Wherever the string "แบบฟอร" appears, copy the whole line.
========================
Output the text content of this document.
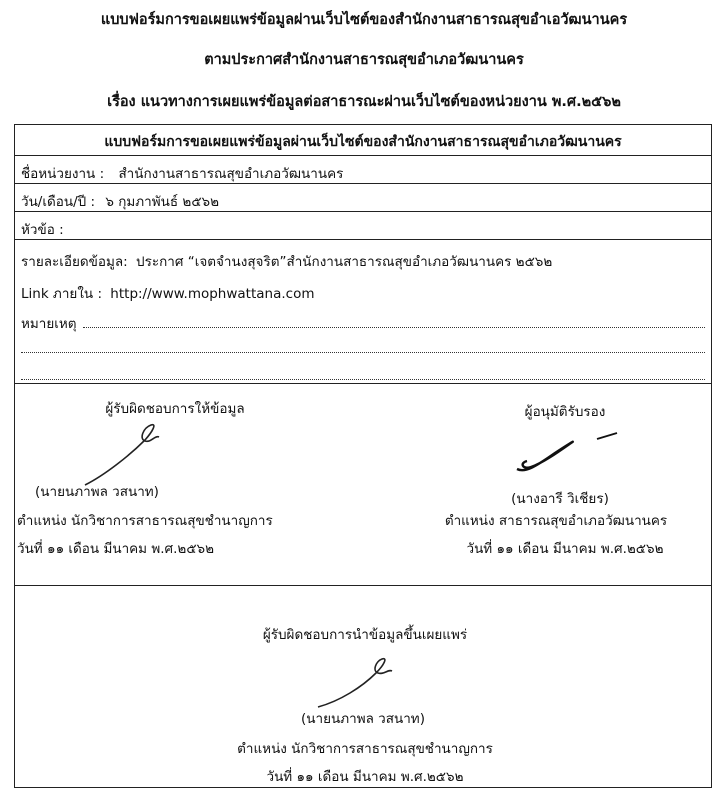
แบบฟอร์มการขอเผยแพร่ข้อมูลผ่านเว็บไซต์ของสำนักงานสาธารณสุขอำเอวัฒนานคร
ตามประกาศสำนักงานสาธารณสุขอำเภอวัฒนานคร
เรื่อง แนวทางการเผยแพร่ข้อมูลต่อสาธารณะผ่านเว็บไซต์ของหน่วยงาน พ.ศ.๒๕๖๒
แบบฟอร์มการขอเผยแพร่ข้อมูลผ่านเว็บไซต์ของสำนักงานสาธารณสุขอำเภอวัฒนานคร
ชื่อหน่วยงาน : สำนักงานสาธารณสุขอำเภอวัฒนานคร
วัน/เดือน/ปี : ๖ กุมภาพันธ์ ๒๕๖๒
หัวข้อ :
รายละเอียดข้อมูล: ประกาศ “เจตจำนงสุจริต”สำนักงานสาธารณสุขอำเภอวัฒนานคร ๒๕๖๒
Link ภายใน : http://www.mophwattana.com
หมายเหตุ
ผู้รับผิดชอบการให้ข้อมูล
(นายนภาพล วสนาท)
ตำแหน่ง นักวิชาการสาธารณสุขชำนาญการ
วันที่ ๑๑ เดือน มีนาคม พ.ศ.๒๕๖๒
ผู้อนุมัติรับรอง
(นางอารี วิเชียร)
ตำแหน่ง สาธารณสุขอำเภอวัฒนานคร
วันที่ ๑๑ เดือน มีนาคม พ.ศ.๒๕๖๒
ผู้รับผิดชอบการนำข้อมูลขึ้นเผยแพร่
(นายนภาพล วสนาท)
ตำแหน่ง นักวิชาการสาธารณสุขชำนาญการ
วันที่ ๑๑ เดือน มีนาคม พ.ศ.๒๕๖๒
========================
[Answer to the exercise]
แบบฟอร์มการขอเผยแพร่ข้อมูลผ่านเว็บไซต์ของสำนักงานสาธารณสุขอำเอวัฒนานคร
แบบฟอร์มการขอเผยแพร่ข้อมูลผ่านเว็บไซต์ของสำนักงานสาธารณสุขอำเภอวัฒนานคร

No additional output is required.